## [What is required]
Output the entries word for word. Omit images.

## START

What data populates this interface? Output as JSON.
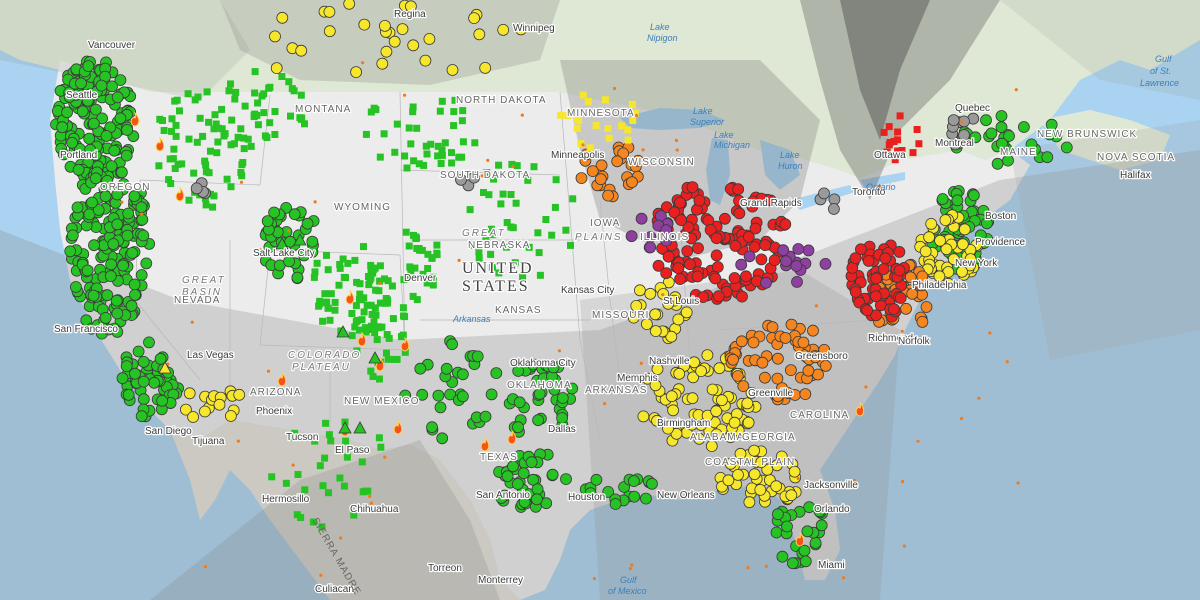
{
  "map": {
    "colors": {
      "ocean": "#a9d3f0",
      "land": "#e3e8dd",
      "us_land": "#ececec",
      "canada_land": "#dfe8d4",
      "mexico_land": "#e5e2d8",
      "smoke_light": "#8a8a8a",
      "smoke_dark": "#4a4a4a",
      "good": "#27c224",
      "moderate": "#f6e72c",
      "usg": "#f5861f",
      "unhealthy": "#e82020",
      "very_unhealthy": "#8e3fa0",
      "no_data": "#9a9a9a",
      "fire": "#f07b1c"
    },
    "country_labels": [
      {
        "name": "country-label-united",
        "text": "UNITED"
      },
      {
        "name": "country-label-states",
        "text": "STATES"
      }
    ],
    "region_labels": [
      {
        "name": "region-great-plains-1",
        "text": "GREAT"
      },
      {
        "name": "region-great-plains-2",
        "text": "PLAINS"
      },
      {
        "name": "region-great-basin-1",
        "text": "GREAT"
      },
      {
        "name": "region-great-basin-2",
        "text": "BASIN"
      },
      {
        "name": "region-colorado-plateau-1",
        "text": "COLORADO"
      },
      {
        "name": "region-colorado-plateau-2",
        "text": "PLATEAU"
      }
    ],
    "state_labels": [
      {
        "name": "state-north-dakota",
        "text": "NORTH DAKOTA"
      },
      {
        "name": "state-south-dakota",
        "text": "SOUTH DAKOTA"
      },
      {
        "name": "state-montana",
        "text": "MONTANA"
      },
      {
        "name": "state-wyoming",
        "text": "WYOMING"
      },
      {
        "name": "state-nebraska",
        "text": "NEBRASKA"
      },
      {
        "name": "state-nevada",
        "text": "NEVADA"
      },
      {
        "name": "state-kansas",
        "text": "KANSAS"
      },
      {
        "name": "state-missouri",
        "text": "MISSOURI"
      },
      {
        "name": "state-new-mexico",
        "text": "NEW MEXICO"
      },
      {
        "name": "state-texas",
        "text": "TEXAS"
      },
      {
        "name": "state-oklahoma",
        "text": "OKLAHOMA"
      },
      {
        "name": "state-arkansas",
        "text": "ARKANSAS"
      },
      {
        "name": "state-iowa",
        "text": "IOWA"
      },
      {
        "name": "state-minnesota",
        "text": "MINNESOTA"
      },
      {
        "name": "state-wisconsin",
        "text": "WISCONSIN"
      },
      {
        "name": "state-illinois",
        "text": "ILLINOIS"
      },
      {
        "name": "state-maine",
        "text": "MAINE"
      },
      {
        "name": "state-nova-scotia",
        "text": "NOVA SCOTIA"
      },
      {
        "name": "state-new-brunswick",
        "text": "NEW BRUNSWICK"
      },
      {
        "name": "state-oregon",
        "text": "OREGON"
      },
      {
        "name": "state-arizona",
        "text": "ARIZONA"
      },
      {
        "name": "state-alabama",
        "text": "ALABAMA"
      },
      {
        "name": "state-carolina",
        "text": "CAROLINA"
      },
      {
        "name": "state-georgia",
        "text": "GEORGIA"
      },
      {
        "name": "state-coastal-plain",
        "text": "COASTAL PLAIN"
      }
    ],
    "city_labels": [
      {
        "name": "city-vancouver",
        "text": "Vancouver"
      },
      {
        "name": "city-seattle",
        "text": "Seattle"
      },
      {
        "name": "city-portland",
        "text": "Portland"
      },
      {
        "name": "city-regina",
        "text": "Regina"
      },
      {
        "name": "city-winnipeg",
        "text": "Winnipeg"
      },
      {
        "name": "city-salt-lake",
        "text": "Salt Lake City"
      },
      {
        "name": "city-san-francisco",
        "text": "San Francisco"
      },
      {
        "name": "city-las-vegas",
        "text": "Las Vegas"
      },
      {
        "name": "city-san-diego",
        "text": "San Diego"
      },
      {
        "name": "city-tijuana",
        "text": "Tijuana"
      },
      {
        "name": "city-phoenix",
        "text": "Phoenix"
      },
      {
        "name": "city-tucson",
        "text": "Tucson"
      },
      {
        "name": "city-el-paso",
        "text": "El Paso"
      },
      {
        "name": "city-hermosillo",
        "text": "Hermosillo"
      },
      {
        "name": "city-chihuahua",
        "text": "Chihuahua"
      },
      {
        "name": "city-culiacan",
        "text": "Culiacan"
      },
      {
        "name": "city-torreon",
        "text": "Torreon"
      },
      {
        "name": "city-monterrey",
        "text": "Monterrey"
      },
      {
        "name": "city-denver",
        "text": "Denver"
      },
      {
        "name": "city-kansas-city",
        "text": "Kansas City"
      },
      {
        "name": "city-oklahoma-city",
        "text": "Oklahoma City"
      },
      {
        "name": "city-dallas",
        "text": "Dallas"
      },
      {
        "name": "city-san-antonio",
        "text": "San Antonio"
      },
      {
        "name": "city-houston",
        "text": "Houston"
      },
      {
        "name": "city-new-orleans",
        "text": "New Orleans"
      },
      {
        "name": "city-memphis",
        "text": "Memphis"
      },
      {
        "name": "city-nashville",
        "text": "Nashville"
      },
      {
        "name": "city-birmingham",
        "text": "Birmingham"
      },
      {
        "name": "city-st-louis",
        "text": "St Louis"
      },
      {
        "name": "city-minneapolis",
        "text": "Minneapolis"
      },
      {
        "name": "city-grand-rapids",
        "text": "Grand Rapids"
      },
      {
        "name": "city-toronto",
        "text": "Toronto"
      },
      {
        "name": "city-ottawa",
        "text": "Ottawa"
      },
      {
        "name": "city-montreal",
        "text": "Montreal"
      },
      {
        "name": "city-quebec",
        "text": "Quebec"
      },
      {
        "name": "city-boston",
        "text": "Boston"
      },
      {
        "name": "city-providence",
        "text": "Providence"
      },
      {
        "name": "city-new-york",
        "text": "New York"
      },
      {
        "name": "city-philadelphia",
        "text": "Philadelphia"
      },
      {
        "name": "city-richmond",
        "text": "Richmond"
      },
      {
        "name": "city-norfolk",
        "text": "Norfolk"
      },
      {
        "name": "city-greensboro",
        "text": "Greensboro"
      },
      {
        "name": "city-greenville",
        "text": "Greenville"
      },
      {
        "name": "city-jacksonville",
        "text": "Jacksonville"
      },
      {
        "name": "city-orlando",
        "text": "Orlando"
      },
      {
        "name": "city-miami",
        "text": "Miami"
      },
      {
        "name": "city-halifax",
        "text": "Halifax"
      }
    ],
    "water_labels": [
      {
        "name": "water-lake-nipigon-1",
        "text": "Lake"
      },
      {
        "name": "water-lake-nipigon-2",
        "text": "Nipigon"
      },
      {
        "name": "water-lake-superior-1",
        "text": "Lake"
      },
      {
        "name": "water-lake-superior-2",
        "text": "Superior"
      },
      {
        "name": "water-lake-michigan-1",
        "text": "Lake"
      },
      {
        "name": "water-lake-michigan-2",
        "text": "Michigan"
      },
      {
        "name": "water-lake-huron-1",
        "text": "Lake"
      },
      {
        "name": "water-lake-huron-2",
        "text": "Huron"
      },
      {
        "name": "water-lake-ontario",
        "text": "Ontario"
      },
      {
        "name": "water-arkansas",
        "text": "Arkansas"
      },
      {
        "name": "water-gulf-st-lawrence-1",
        "text": "Gulf"
      },
      {
        "name": "water-gulf-st-lawrence-2",
        "text": "of St."
      },
      {
        "name": "water-gulf-st-lawrence-3",
        "text": "Lawrence"
      },
      {
        "name": "water-gulf-of-mexico-1",
        "text": "Gulf"
      },
      {
        "name": "water-gulf-of-mexico-2",
        "text": "of Mexico"
      },
      {
        "name": "water-sierra-madre",
        "text": "SIERRA MADRE"
      }
    ]
  }
}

## END

## [Reply]
What data populates this interface? Output as JSON.
{
  "map": {
    "colors": {
      "ocean": "#a9d3f0",
      "land": "#e3e8dd",
      "us_land": "#ececec",
      "canada_land": "#dfe8d4",
      "mexico_land": "#e5e2d8",
      "smoke_light": "#8a8a8a",
      "smoke_dark": "#4a4a4a",
      "good": "#27c224",
      "moderate": "#f6e72c",
      "usg": "#f5861f",
      "unhealthy": "#e82020",
      "very_unhealthy": "#8e3fa0",
      "no_data": "#9a9a9a",
      "fire": "#f07b1c"
    },
    "country_labels": [
      {
        "name": "country-label-united",
        "text": "UNITED"
      },
      {
        "name": "country-label-states",
        "text": "STATES"
      }
    ],
    "region_labels": [
      {
        "name": "region-great-plains-1",
        "text": "GREAT"
      },
      {
        "name": "region-great-plains-2",
        "text": "PLAINS"
      },
      {
        "name": "region-great-basin-1",
        "text": "GREAT"
      },
      {
        "name": "region-great-basin-2",
        "text": "BASIN"
      },
      {
        "name": "region-colorado-plateau-1",
        "text": "COLORADO"
      },
      {
        "name": "region-colorado-plateau-2",
        "text": "PLATEAU"
      }
    ],
    "state_labels": [
      {
        "name": "state-north-dakota",
        "text": "NORTH DAKOTA"
      },
      {
        "name": "state-south-dakota",
        "text": "SOUTH DAKOTA"
      },
      {
        "name": "state-montana",
        "text": "MONTANA"
      },
      {
        "name": "state-wyoming",
        "text": "WYOMING"
      },
      {
        "name": "state-nebraska",
        "text": "NEBRASKA"
      },
      {
        "name": "state-nevada",
        "text": "NEVADA"
      },
      {
        "name": "state-kansas",
        "text": "KANSAS"
      },
      {
        "name": "state-missouri",
        "text": "MISSOURI"
      },
      {
        "name": "state-new-mexico",
        "text": "NEW MEXICO"
      },
      {
        "name": "state-texas",
        "text": "TEXAS"
      },
      {
        "name": "state-oklahoma",
        "text": "OKLAHOMA"
      },
      {
        "name": "state-arkansas",
        "text": "ARKANSAS"
      },
      {
        "name": "state-iowa",
        "text": "IOWA"
      },
      {
        "name": "state-minnesota",
        "text": "MINNESOTA"
      },
      {
        "name": "state-wisconsin",
        "text": "WISCONSIN"
      },
      {
        "name": "state-illinois",
        "text": "ILLINOIS"
      },
      {
        "name": "state-maine",
        "text": "MAINE"
      },
      {
        "name": "state-nova-scotia",
        "text": "NOVA SCOTIA"
      },
      {
        "name": "state-new-brunswick",
        "text": "NEW BRUNSWICK"
      },
      {
        "name": "state-oregon",
        "text": "OREGON"
      },
      {
        "name": "state-arizona",
        "text": "ARIZONA"
      },
      {
        "name": "state-alabama",
        "text": "ALABAMA"
      },
      {
        "name": "state-carolina",
        "text": "CAROLINA"
      },
      {
        "name": "state-georgia",
        "text": "GEORGIA"
      },
      {
        "name": "state-coastal-plain",
        "text": "COASTAL PLAIN"
      }
    ],
    "city_labels": [
      {
        "name": "city-vancouver",
        "text": "Vancouver"
      },
      {
        "name": "city-seattle",
        "text": "Seattle"
      },
      {
        "name": "city-portland",
        "text": "Portland"
      },
      {
        "name": "city-regina",
        "text": "Regina"
      },
      {
        "name": "city-winnipeg",
        "text": "Winnipeg"
      },
      {
        "name": "city-salt-lake",
        "text": "Salt Lake City"
      },
      {
        "name": "city-san-francisco",
        "text": "San Francisco"
      },
      {
        "name": "city-las-vegas",
        "text": "Las Vegas"
      },
      {
        "name": "city-san-diego",
        "text": "San Diego"
      },
      {
        "name": "city-tijuana",
        "text": "Tijuana"
      },
      {
        "name": "city-phoenix",
        "text": "Phoenix"
      },
      {
        "name": "city-tucson",
        "text": "Tucson"
      },
      {
        "name": "city-el-paso",
        "text": "El Paso"
      },
      {
        "name": "city-hermosillo",
        "text": "Hermosillo"
      },
      {
        "name": "city-chihuahua",
        "text": "Chihuahua"
      },
      {
        "name": "city-culiacan",
        "text": "Culiacan"
      },
      {
        "name": "city-torreon",
        "text": "Torreon"
      },
      {
        "name": "city-monterrey",
        "text": "Monterrey"
      },
      {
        "name": "city-denver",
        "text": "Denver"
      },
      {
        "name": "city-kansas-city",
        "text": "Kansas City"
      },
      {
        "name": "city-oklahoma-city",
        "text": "Oklahoma City"
      },
      {
        "name": "city-dallas",
        "text": "Dallas"
      },
      {
        "name": "city-san-antonio",
        "text": "San Antonio"
      },
      {
        "name": "city-houston",
        "text": "Houston"
      },
      {
        "name": "city-new-orleans",
        "text": "New Orleans"
      },
      {
        "name": "city-memphis",
        "text": "Memphis"
      },
      {
        "name": "city-nashville",
        "text": "Nashville"
      },
      {
        "name": "city-birmingham",
        "text": "Birmingham"
      },
      {
        "name": "city-st-louis",
        "text": "St Louis"
      },
      {
        "name": "city-minneapolis",
        "text": "Minneapolis"
      },
      {
        "name": "city-grand-rapids",
        "text": "Grand Rapids"
      },
      {
        "name": "city-toronto",
        "text": "Toronto"
      },
      {
        "name": "city-ottawa",
        "text": "Ottawa"
      },
      {
        "name": "city-montreal",
        "text": "Montreal"
      },
      {
        "name": "city-quebec",
        "text": "Quebec"
      },
      {
        "name": "city-boston",
        "text": "Boston"
      },
      {
        "name": "city-providence",
        "text": "Providence"
      },
      {
        "name": "city-new-york",
        "text": "New York"
      },
      {
        "name": "city-philadelphia",
        "text": "Philadelphia"
      },
      {
        "name": "city-richmond",
        "text": "Richmond"
      },
      {
        "name": "city-norfolk",
        "text": "Norfolk"
      },
      {
        "name": "city-greensboro",
        "text": "Greensboro"
      },
      {
        "name": "city-greenville",
        "text": "Greenville"
      },
      {
        "name": "city-jacksonville",
        "text": "Jacksonville"
      },
      {
        "name": "city-orlando",
        "text": "Orlando"
      },
      {
        "name": "city-miami",
        "text": "Miami"
      },
      {
        "name": "city-halifax",
        "text": "Halifax"
      }
    ],
    "water_labels": [
      {
        "name": "water-lake-nipigon-1",
        "text": "Lake"
      },
      {
        "name": "water-lake-nipigon-2",
        "text": "Nipigon"
      },
      {
        "name": "water-lake-superior-1",
        "text": "Lake"
      },
      {
        "name": "water-lake-superior-2",
        "text": "Superior"
      },
      {
        "name": "water-lake-michigan-1",
        "text": "Lake"
      },
      {
        "name": "water-lake-michigan-2",
        "text": "Michigan"
      },
      {
        "name": "water-lake-huron-1",
        "text": "Lake"
      },
      {
        "name": "water-lake-huron-2",
        "text": "Huron"
      },
      {
        "name": "water-lake-ontario",
        "text": "Ontario"
      },
      {
        "name": "water-arkansas",
        "text": "Arkansas"
      },
      {
        "name": "water-gulf-st-lawrence-1",
        "text": "Gulf"
      },
      {
        "name": "water-gulf-st-lawrence-2",
        "text": "of St."
      },
      {
        "name": "water-gulf-st-lawrence-3",
        "text": "Lawrence"
      },
      {
        "name": "water-gulf-of-mexico-1",
        "text": "Gulf"
      },
      {
        "name": "water-gulf-of-mexico-2",
        "text": "of Mexico"
      },
      {
        "name": "water-sierra-madre",
        "text": "SIERRA MADRE"
      }
    ]
  }
}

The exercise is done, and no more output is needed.